• **Dataset records**:
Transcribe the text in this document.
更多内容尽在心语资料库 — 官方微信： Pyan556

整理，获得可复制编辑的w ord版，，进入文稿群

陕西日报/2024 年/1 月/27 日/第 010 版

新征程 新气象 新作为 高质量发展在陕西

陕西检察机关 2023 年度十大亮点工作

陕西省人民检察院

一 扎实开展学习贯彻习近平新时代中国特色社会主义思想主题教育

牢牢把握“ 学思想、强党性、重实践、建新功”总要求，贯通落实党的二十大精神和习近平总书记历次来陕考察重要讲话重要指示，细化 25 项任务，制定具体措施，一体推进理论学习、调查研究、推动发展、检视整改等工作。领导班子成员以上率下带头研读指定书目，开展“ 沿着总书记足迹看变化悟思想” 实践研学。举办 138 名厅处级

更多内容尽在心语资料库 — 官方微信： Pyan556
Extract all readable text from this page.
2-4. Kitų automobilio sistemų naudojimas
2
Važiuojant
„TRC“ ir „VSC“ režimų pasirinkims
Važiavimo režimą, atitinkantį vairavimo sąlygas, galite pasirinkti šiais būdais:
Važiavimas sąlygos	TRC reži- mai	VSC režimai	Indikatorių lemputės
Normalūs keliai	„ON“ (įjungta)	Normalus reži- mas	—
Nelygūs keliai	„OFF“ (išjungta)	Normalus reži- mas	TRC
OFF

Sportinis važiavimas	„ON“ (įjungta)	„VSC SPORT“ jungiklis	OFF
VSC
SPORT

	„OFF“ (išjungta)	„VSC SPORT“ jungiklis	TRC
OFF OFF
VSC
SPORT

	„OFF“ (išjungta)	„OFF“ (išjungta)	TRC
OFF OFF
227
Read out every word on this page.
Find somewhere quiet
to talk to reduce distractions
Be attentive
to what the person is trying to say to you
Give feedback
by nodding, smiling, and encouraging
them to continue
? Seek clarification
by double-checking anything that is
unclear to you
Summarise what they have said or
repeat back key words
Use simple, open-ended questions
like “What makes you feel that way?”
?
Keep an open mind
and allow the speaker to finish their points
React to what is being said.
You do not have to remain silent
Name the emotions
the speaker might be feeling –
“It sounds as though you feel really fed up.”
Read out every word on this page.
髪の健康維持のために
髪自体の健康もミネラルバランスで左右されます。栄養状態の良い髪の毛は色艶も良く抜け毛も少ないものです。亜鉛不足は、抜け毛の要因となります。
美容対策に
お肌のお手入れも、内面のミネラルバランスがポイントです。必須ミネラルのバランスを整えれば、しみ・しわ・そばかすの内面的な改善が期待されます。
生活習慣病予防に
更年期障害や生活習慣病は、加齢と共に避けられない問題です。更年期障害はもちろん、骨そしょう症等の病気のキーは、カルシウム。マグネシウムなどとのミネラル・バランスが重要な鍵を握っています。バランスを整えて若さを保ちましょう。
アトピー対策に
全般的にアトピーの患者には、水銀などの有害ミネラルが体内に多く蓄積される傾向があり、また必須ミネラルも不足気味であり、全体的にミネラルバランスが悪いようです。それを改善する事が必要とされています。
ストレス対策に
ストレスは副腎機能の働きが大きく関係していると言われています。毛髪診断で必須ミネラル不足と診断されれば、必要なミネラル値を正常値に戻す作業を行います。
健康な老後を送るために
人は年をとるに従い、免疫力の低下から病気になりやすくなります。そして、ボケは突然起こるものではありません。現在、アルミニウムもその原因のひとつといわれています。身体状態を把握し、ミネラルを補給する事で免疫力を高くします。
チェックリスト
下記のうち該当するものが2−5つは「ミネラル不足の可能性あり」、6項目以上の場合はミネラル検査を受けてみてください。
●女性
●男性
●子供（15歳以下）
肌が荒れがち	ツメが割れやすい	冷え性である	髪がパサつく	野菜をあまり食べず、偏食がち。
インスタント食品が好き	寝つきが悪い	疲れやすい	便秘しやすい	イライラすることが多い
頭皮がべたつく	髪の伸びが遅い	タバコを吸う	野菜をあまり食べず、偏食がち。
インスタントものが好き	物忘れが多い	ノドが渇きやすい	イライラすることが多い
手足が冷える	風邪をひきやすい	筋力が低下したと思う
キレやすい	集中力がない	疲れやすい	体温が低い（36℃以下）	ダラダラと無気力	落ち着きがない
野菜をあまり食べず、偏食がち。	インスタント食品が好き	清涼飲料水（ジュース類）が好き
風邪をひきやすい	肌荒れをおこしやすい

• **Task directions**:
Each record above should be repeated exactly as it appears.

• **Written response**:
Transcribe the text in this document.
更多内容尽在心语资料库 — 官方微信： Pyan556

整理，获得可复制编辑的w ord版，，进入文稿群

陕西日报/2024 年/1 月/27 日/第 010 版

新征程 新气象 新作为 高质量发展在陕西

陕西检察机关 2023 年度十大亮点工作

陕西省人民检察院

一 扎实开展学习贯彻习近平新时代中国特色社会主义思想主题教育

牢牢把握“ 学思想、强党性、重实践、建新功”总要求，贯通落实党的二十大精神和习近平总书记历次来陕考察重要讲话重要指示，细化 25 项任务，制定具体措施，一体推进理论学习、调查研究、推动发展、检视整改等工作。领导班子成员以上率下带头研读指定书目，开展“ 沿着总书记足迹看变化悟思想” 实践研学。举办 138 名厅处级

更多内容尽在心语资料库 — 官方微信： Pyan556
Extract all readable text from this page.
2-4. Kitų automobilio sistemų naudojimas
2
Važiuojant
„TRC“ ir „VSC“ režimų pasirinkims
Važiavimo režimą, atitinkantį vairavimo sąlygas, galite pasirinkti šiais būdais:
Važiavimas sąlygos	TRC reži- mai	VSC režimai	Indikatorių lemputės
Normalūs keliai	„ON“ (įjungta)	Normalus reži- mas	—
Nelygūs keliai	„OFF“ (išjungta)	Normalus reži- mas	TRC
OFF

Sportinis važiavimas	„ON“ (įjungta)	„VSC SPORT“ jungiklis	OFF
VSC
SPORT

	„OFF“ (išjungta)	„VSC SPORT“ jungiklis	TRC
OFF OFF
VSC
SPORT

	„OFF“ (išjungta)	„OFF“ (išjungta)	TRC
OFF OFF
227
Read out every word on this page.
Find somewhere quiet
to talk to reduce distractions
Be attentive
to what the person is trying to say to you
Give feedback
by nodding, smiling, and encouraging
them to continue
? Seek clarification
by double-checking anything that is
unclear to you
Summarise what they have said or
repeat back key words
Use simple, open-ended questions
like “What makes you feel that way?”
?
Keep an open mind
and allow the speaker to finish their points
React to what is being said.
You do not have to remain silent
Name the emotions
the speaker might be feeling –
“It sounds as though you feel really fed up.”
Read out every word on this page.
髪の健康維持のために
髪自体の健康もミネラルバランスで左右されます。栄養状態の良い髪の毛は色艶も良く抜け毛も少ないものです。亜鉛不足は、抜け毛の要因となります。
美容対策に
お肌のお手入れも、内面のミネラルバランスがポイントです。必須ミネラルのバランスを整えれば、しみ・しわ・そばかすの内面的な改善が期待されます。
生活習慣病予防に
更年期障害や生活習慣病は、加齢と共に避けられない問題です。更年期障害はもちろん、骨そしょう症等の病気のキーは、カルシウム。マグネシウムなどとのミネラル・バランスが重要な鍵を握っています。バランスを整えて若さを保ちましょう。
アトピー対策に
全般的にアトピーの患者には、水銀などの有害ミネラルが体内に多く蓄積される傾向があり、また必須ミネラルも不足気味であり、全体的にミネラルバランスが悪いようです。それを改善する事が必要とされています。
ストレス対策に
ストレスは副腎機能の働きが大きく関係していると言われています。毛髪診断で必須ミネラル不足と診断されれば、必要なミネラル値を正常値に戻す作業を行います。
健康な老後を送るために
人は年をとるに従い、免疫力の低下から病気になりやすくなります。そして、ボケは突然起こるものではありません。現在、アルミニウムもその原因のひとつといわれています。身体状態を把握し、ミネラルを補給する事で免疫力を高くします。
チェックリスト
下記のうち該当するものが2−5つは「ミネラル不足の可能性あり」、6項目以上の場合はミネラル検査を受けてみてください。
●女性
●男性
●子供（15歳以下）
肌が荒れがち	ツメが割れやすい	冷え性である	髪がパサつく	野菜をあまり食べず、偏食がち。
インスタント食品が好き	寝つきが悪い	疲れやすい	便秘しやすい	イライラすることが多い
頭皮がべたつく	髪の伸びが遅い	タバコを吸う	野菜をあまり食べず、偏食がち。
インスタントものが好き	物忘れが多い	ノドが渇きやすい	イライラすることが多い
手足が冷える	風邪をひきやすい	筋力が低下したと思う
キレやすい	集中力がない	疲れやすい	体温が低い（36℃以下）	ダラダラと無気力	落ち着きがない
野菜をあまり食べず、偏食がち。	インスタント食品が好き	清涼飲料水（ジュース類）が好き
風邪をひきやすい	肌荒れをおこしやすい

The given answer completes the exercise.